| What you have to do |
Where the line holding "Serialize everything readable" appears, start copying, and continue exactly through the last line of the listing, skipping pictures.

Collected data
· · ·
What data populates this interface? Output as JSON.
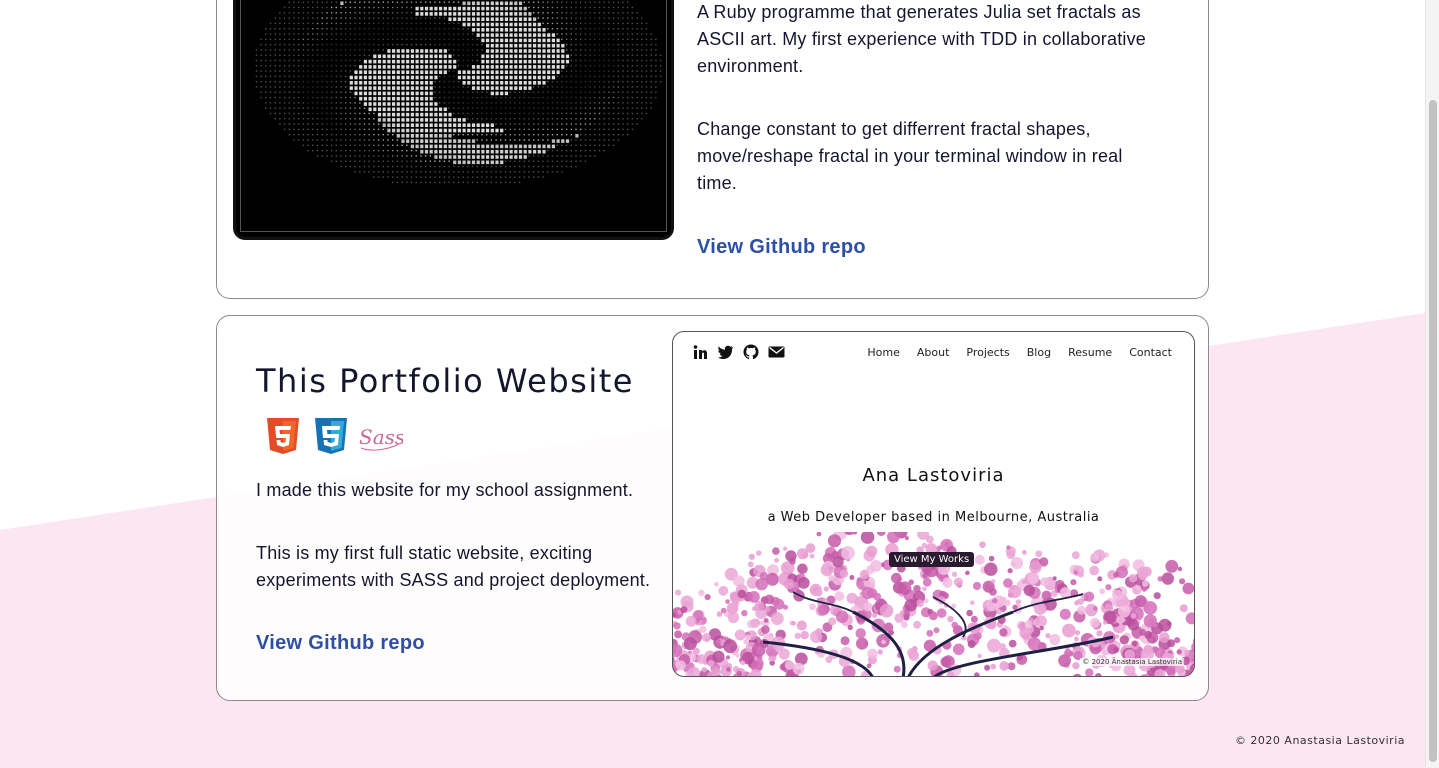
{
  "projects": [
    {
      "description": [
        "A Ruby programme that generates Julia set fractals as ASCII art. My first experience with TDD in collaborative environment.",
        "Change constant to get differrent fractal shapes, move/reshape fractal in your terminal window in real time."
      ],
      "link_label": "View Github repo"
    },
    {
      "title": "This Portfolio Website",
      "tech_icons": [
        "html5-icon",
        "css3-icon",
        "sass-icon"
      ],
      "description": [
        "I made this website for my school assignment.",
        "This is my first full static website, exciting experiments with SASS and project deployment."
      ],
      "link_label": "View Github repo",
      "preview": {
        "social_icons": [
          "linkedin-icon",
          "twitter-icon",
          "github-icon",
          "mail-icon"
        ],
        "nav": [
          "Home",
          "About",
          "Projects",
          "Blog",
          "Resume",
          "Contact"
        ],
        "name": "Ana Lastoviria",
        "tagline": "a Web Developer based in Melbourne, Australia",
        "button_label": "View My Works",
        "footer": "© 2020 Anastasia Lastoviria"
      }
    }
  ],
  "footer": "© 2020 Anastasia Lastoviria",
  "colors": {
    "link": "#2d4fa6",
    "pink_band": "#fce6f1",
    "text": "#15162e"
  }
}
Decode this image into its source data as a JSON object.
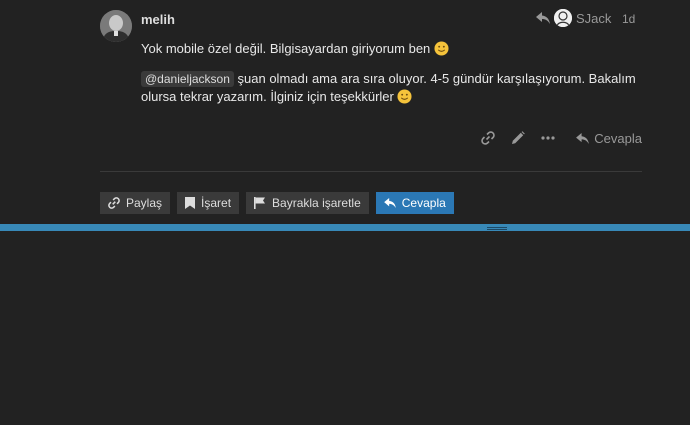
{
  "post": {
    "username": "melih",
    "reply_to_user": "SJack",
    "date": "1d",
    "paragraph1": "Yok mobile özel değil. Bilgisayardan giriyorum ben",
    "mention": "@danieljackson",
    "paragraph2": " şuan olmadı ama ara sıra oluyor. 4-5 gündür karşılaşıyorum. Bakalım olursa tekrar yazarım. İlginiz için teşekkürler",
    "reply_label": "Cevapla"
  },
  "topic_buttons": {
    "share": "Paylaş",
    "bookmark": "İşaret",
    "flag": "Bayrakla işaretle",
    "reply": "Cevapla"
  },
  "colors": {
    "background": "#222222",
    "accent": "#2b78b5",
    "bar": "#3889b8"
  },
  "icons": [
    "link-icon",
    "pencil-icon",
    "ellipsis-icon",
    "reply-icon",
    "bookmark-icon",
    "flag-icon",
    "smile-emoji-icon"
  ]
}
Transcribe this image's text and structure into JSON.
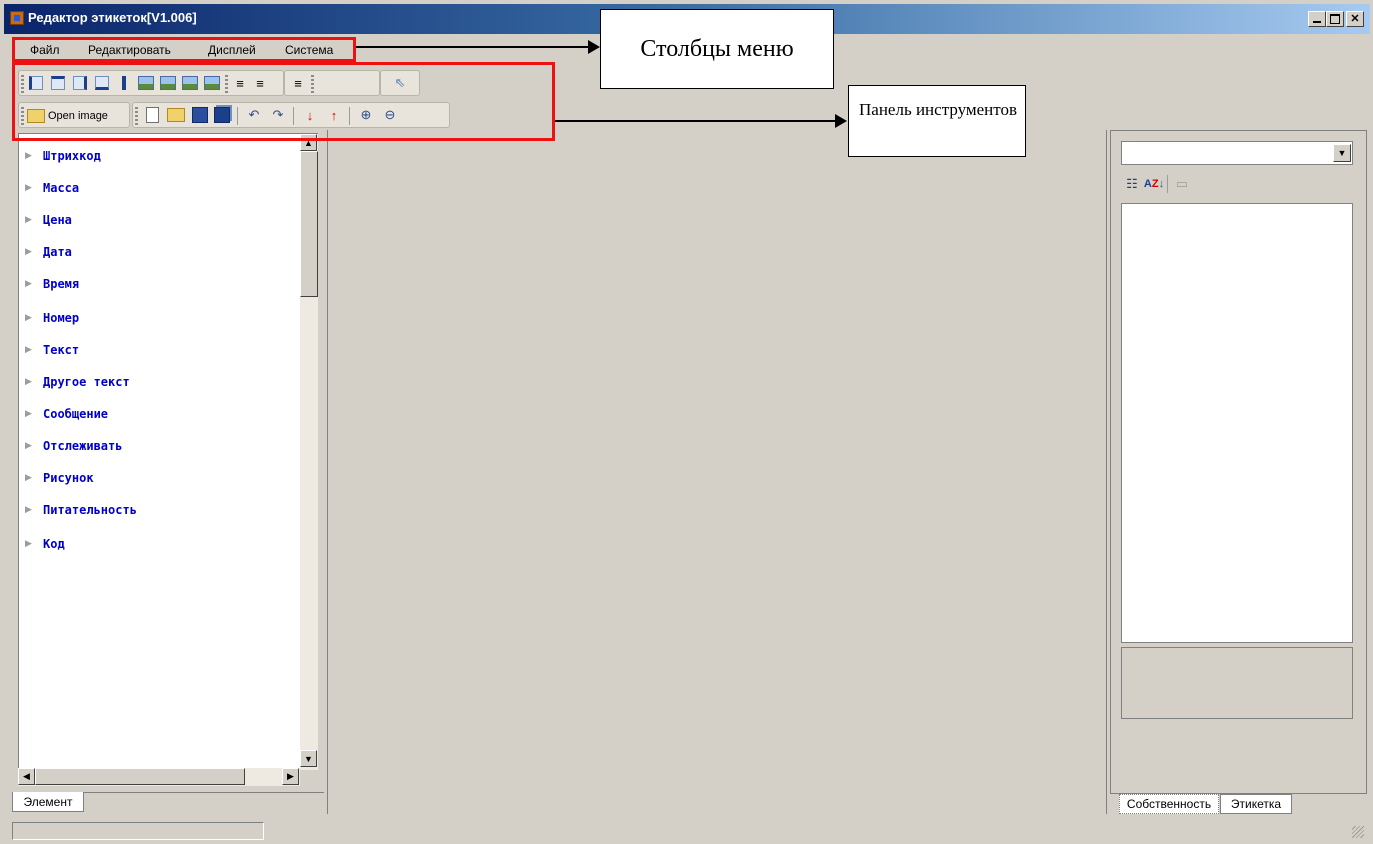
{
  "window": {
    "title": "Редактор этикеток[V1.006]",
    "caption_buttons": [
      "minimize",
      "maximize",
      "close"
    ]
  },
  "menu": {
    "items": [
      "Файл",
      "Редактировать",
      "Дисплей",
      "Система"
    ]
  },
  "toolbar": {
    "row1_icons": [
      "align-left-edge-icon",
      "align-top-edge-icon",
      "align-right-edge-icon",
      "align-bottom-edge-icon",
      "center-vertical-icon",
      "image-icon",
      "image-icon",
      "image-icon",
      "image-icon",
      "text-align-left-icon",
      "text-align-center-icon",
      "text-align-right-icon",
      "pointer-icon"
    ],
    "open_image_label": "Open image",
    "row2_icons": [
      "new-file-icon",
      "open-folder-icon",
      "save-icon",
      "save-as-icon",
      "undo-icon",
      "redo-icon",
      "move-down-icon",
      "move-up-icon",
      "zoom-in-icon",
      "zoom-out-icon"
    ]
  },
  "element_tree": {
    "items": [
      "Штрихкод",
      "Масса",
      "Цена",
      "Дата",
      "Время",
      "Номер",
      "Текст",
      "Другое текст",
      "Сообщение",
      "Отслеживать",
      "Рисунок",
      "Питательность",
      "Код"
    ]
  },
  "left_tabs": {
    "element": "Элемент"
  },
  "right_tabs": {
    "property": "Собственность",
    "label": "Этикетка"
  },
  "annotations": {
    "menu_callout": "Столбцы меню",
    "toolbar_callout": "Панель инструментов",
    "highlight_color": "#ee1111"
  }
}
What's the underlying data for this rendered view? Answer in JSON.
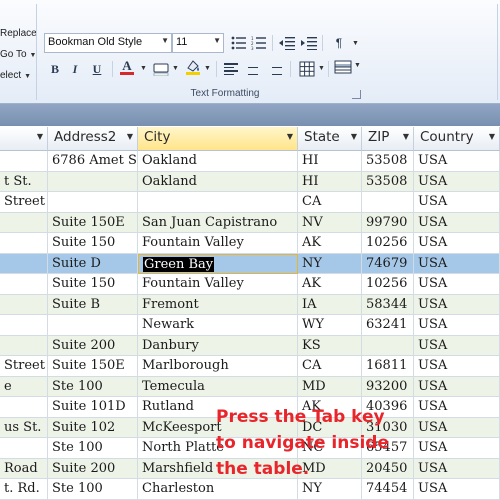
{
  "ribbon": {
    "left_commands": {
      "replace": "Replace",
      "goto": "Go To",
      "select": "elect"
    },
    "font_name": "Bookman Old Style",
    "font_size": "11",
    "group_label": "Text Formatting",
    "bold": "B",
    "italic": "I",
    "underline": "U",
    "font_color_glyph": "A",
    "font_color": "#d42a2a",
    "highlight_color": "#f2d000",
    "paragraph_glyph": "¶"
  },
  "table": {
    "columns": [
      {
        "label": "",
        "dropdown": true
      },
      {
        "label": "Address2",
        "dropdown": true
      },
      {
        "label": "City",
        "dropdown": true,
        "active": true
      },
      {
        "label": "State",
        "dropdown": true
      },
      {
        "label": "ZIP",
        "dropdown": true
      },
      {
        "label": "Country",
        "dropdown": true
      }
    ],
    "rows": [
      {
        "address": "",
        "address2": "6786 Amet S",
        "city": "Oakland",
        "state": "HI",
        "zip": "53508",
        "country": "USA"
      },
      {
        "address": "t St.",
        "address2": "",
        "city": "Oakland",
        "state": "HI",
        "zip": "53508",
        "country": "USA"
      },
      {
        "address": "Street",
        "address2": "",
        "city": "",
        "state": "CA",
        "zip": "",
        "country": "USA"
      },
      {
        "address": "",
        "address2": "Suite 150E",
        "city": "San Juan Capistrano",
        "state": "NV",
        "zip": "99790",
        "country": "USA"
      },
      {
        "address": "",
        "address2": "Suite 150",
        "city": "Fountain Valley",
        "state": "AK",
        "zip": "10256",
        "country": "USA"
      },
      {
        "address": "",
        "address2": "Suite D",
        "city": "Green Bay",
        "state": "NY",
        "zip": "74679",
        "country": "USA"
      },
      {
        "address": "",
        "address2": "Suite 150",
        "city": "Fountain Valley",
        "state": "AK",
        "zip": "10256",
        "country": "USA"
      },
      {
        "address": "",
        "address2": "Suite B",
        "city": "Fremont",
        "state": "IA",
        "zip": "58344",
        "country": "USA"
      },
      {
        "address": "",
        "address2": "",
        "city": "Newark",
        "state": "WY",
        "zip": "63241",
        "country": "USA"
      },
      {
        "address": "",
        "address2": "Suite 200",
        "city": "Danbury",
        "state": "KS",
        "zip": "",
        "country": "USA"
      },
      {
        "address": "Street",
        "address2": "Suite 150E",
        "city": "Marlborough",
        "state": "CA",
        "zip": "16811",
        "country": "USA"
      },
      {
        "address": "e",
        "address2": "Ste 100",
        "city": "Temecula",
        "state": "MD",
        "zip": "93200",
        "country": "USA"
      },
      {
        "address": "",
        "address2": "Suite 101D",
        "city": "Rutland",
        "state": "AK",
        "zip": "40396",
        "country": "USA"
      },
      {
        "address": "us St.",
        "address2": "Suite 102",
        "city": "McKeesport",
        "state": "DC",
        "zip": "31030",
        "country": "USA"
      },
      {
        "address": "",
        "address2": "Ste 100",
        "city": "North Platte",
        "state": "NC",
        "zip": "65457",
        "country": "USA"
      },
      {
        "address": "Road",
        "address2": "Suite 200",
        "city": "Marshfield",
        "state": "MD",
        "zip": "20450",
        "country": "USA"
      },
      {
        "address": "t. Rd.",
        "address2": "Ste 100",
        "city": "Charleston",
        "state": "NY",
        "zip": "74454",
        "country": "USA"
      }
    ]
  },
  "overlay": {
    "line1": "Press the Tab key",
    "line2": "to navigate inside",
    "line3": "the table."
  }
}
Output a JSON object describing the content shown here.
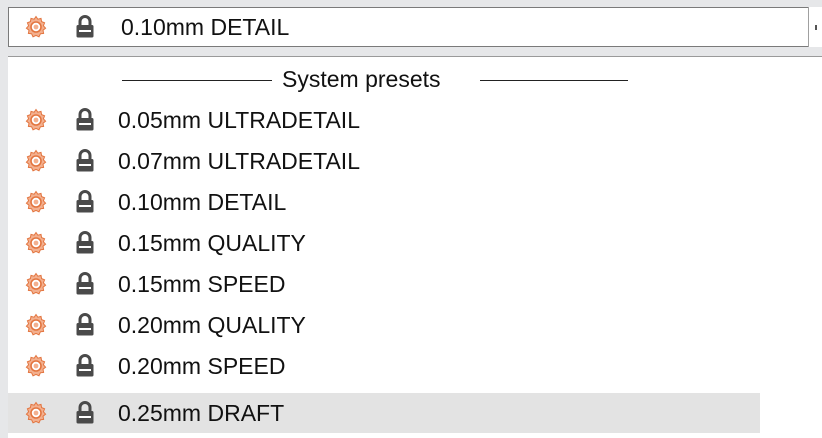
{
  "combo": {
    "selected_label": "0.10mm DETAIL",
    "icons": [
      "gear-icon",
      "lock-icon"
    ]
  },
  "dropdown": {
    "group_header": "System presets",
    "items": [
      {
        "label": "0.05mm ULTRADETAIL"
      },
      {
        "label": "0.07mm ULTRADETAIL"
      },
      {
        "label": "0.10mm DETAIL"
      },
      {
        "label": "0.15mm QUALITY"
      },
      {
        "label": "0.15mm SPEED"
      },
      {
        "label": "0.20mm QUALITY"
      },
      {
        "label": "0.20mm SPEED"
      },
      {
        "label": "0.25mm DRAFT",
        "highlighted": true
      }
    ]
  },
  "colors": {
    "gear_outer": "#f2a27b",
    "gear_inner": "#e8692e",
    "lock": "#4a4a4a",
    "highlight": "#e3e3e3"
  }
}
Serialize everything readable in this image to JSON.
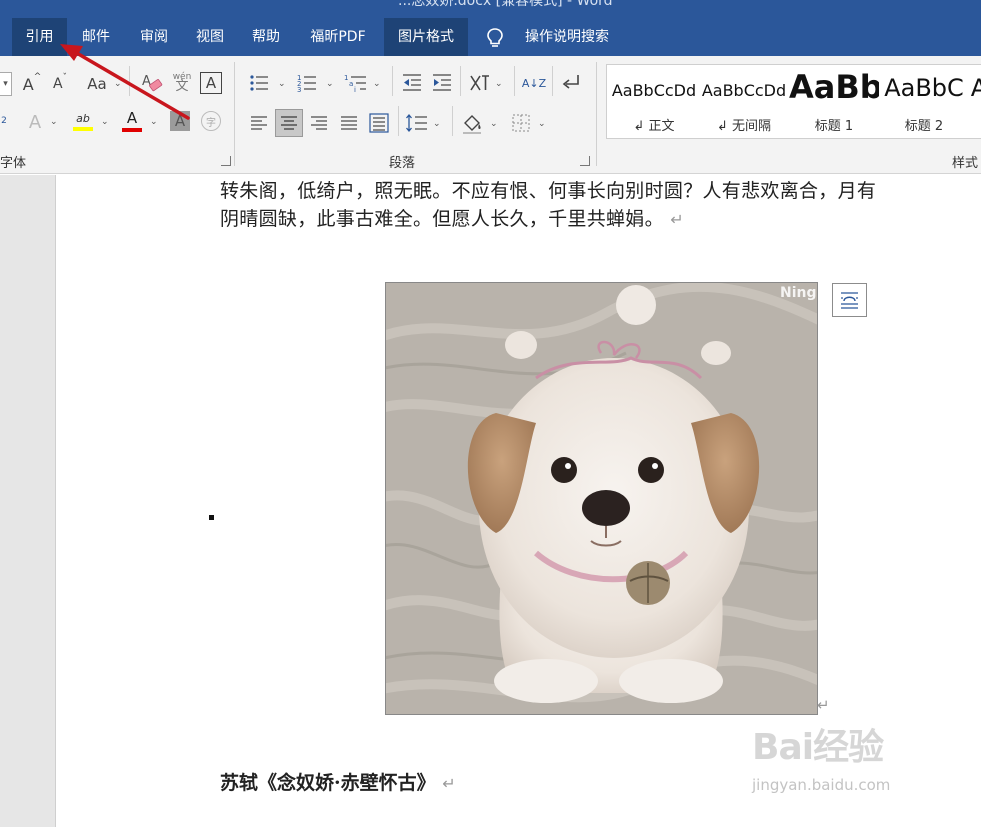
{
  "window": {
    "title": "...念奴娇.docx [兼容模式] - Word"
  },
  "tabs": [
    {
      "label": "引用"
    },
    {
      "label": "邮件"
    },
    {
      "label": "审阅"
    },
    {
      "label": "视图"
    },
    {
      "label": "帮助"
    },
    {
      "label": "福昕PDF"
    },
    {
      "label": "图片格式"
    },
    {
      "label": "操作说明搜索"
    }
  ],
  "ribbon": {
    "groups": {
      "font": "字体",
      "paragraph": "段落",
      "styles": "样式"
    },
    "font_buttons": {
      "grow": "A",
      "shrink": "A",
      "case": "Aa",
      "phonetic": "wén",
      "phonetic_sub": "文",
      "border_char": "A",
      "text_effect": "A",
      "highlight": "ab",
      "font_color": "A",
      "shading_char": "A",
      "enclose_char": "字"
    },
    "sort_label": "A↓Z",
    "styles": [
      {
        "sample": "AaBbCcDd",
        "name": "↲ 正文"
      },
      {
        "sample": "AaBbCcDd",
        "name": "↲ 无间隔"
      },
      {
        "sample": "AaBb",
        "name": "标题 1"
      },
      {
        "sample": "AaBbC",
        "name": "标题 2"
      },
      {
        "sample": "A",
        "name": ""
      }
    ]
  },
  "colors": {
    "accent": "#2b579a",
    "highlight_bar": "#ffff00",
    "font_color_bar": "#e00000",
    "arrow": "#c8161d"
  },
  "document": {
    "lines": [
      "转朱阁，低绮户，照无眠。不应有恨、何事长向别时圆？人有悲欢离合，月有",
      "阴晴圆缺，此事古难全。但愿人长久，千里共蝉娟。"
    ],
    "heading": "苏轼《念奴娇·赤壁怀古》",
    "para_mark": "↵",
    "picture_watermark": "Ning"
  },
  "watermark": {
    "brand": "Bai经验",
    "url": "jingyan.baidu.com"
  }
}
· · ·
| The answer |
Serialize everything readable in this image to JSON.
{
  "window": {
    "title": "...念奴娇.docx [兼容模式] - Word"
  },
  "tabs": [
    {
      "label": "引用"
    },
    {
      "label": "邮件"
    },
    {
      "label": "审阅"
    },
    {
      "label": "视图"
    },
    {
      "label": "帮助"
    },
    {
      "label": "福昕PDF"
    },
    {
      "label": "图片格式"
    },
    {
      "label": "操作说明搜索"
    }
  ],
  "ribbon": {
    "groups": {
      "font": "字体",
      "paragraph": "段落",
      "styles": "样式"
    },
    "font_buttons": {
      "grow": "A",
      "shrink": "A",
      "case": "Aa",
      "phonetic": "wén",
      "phonetic_sub": "文",
      "border_char": "A",
      "text_effect": "A",
      "highlight": "ab",
      "font_color": "A",
      "shading_char": "A",
      "enclose_char": "字"
    },
    "sort_label": "A↓Z",
    "styles": [
      {
        "sample": "AaBbCcDd",
        "name": "↲ 正文"
      },
      {
        "sample": "AaBbCcDd",
        "name": "↲ 无间隔"
      },
      {
        "sample": "AaBb",
        "name": "标题 1"
      },
      {
        "sample": "AaBbC",
        "name": "标题 2"
      },
      {
        "sample": "A",
        "name": ""
      }
    ]
  },
  "colors": {
    "accent": "#2b579a",
    "highlight_bar": "#ffff00",
    "font_color_bar": "#e00000",
    "arrow": "#c8161d"
  },
  "document": {
    "lines": [
      "转朱阁，低绮户，照无眠。不应有恨、何事长向别时圆？人有悲欢离合，月有",
      "阴晴圆缺，此事古难全。但愿人长久，千里共蝉娟。"
    ],
    "heading": "苏轼《念奴娇·赤壁怀古》",
    "para_mark": "↵",
    "picture_watermark": "Ning"
  },
  "watermark": {
    "brand": "Bai经验",
    "url": "jingyan.baidu.com"
  }
}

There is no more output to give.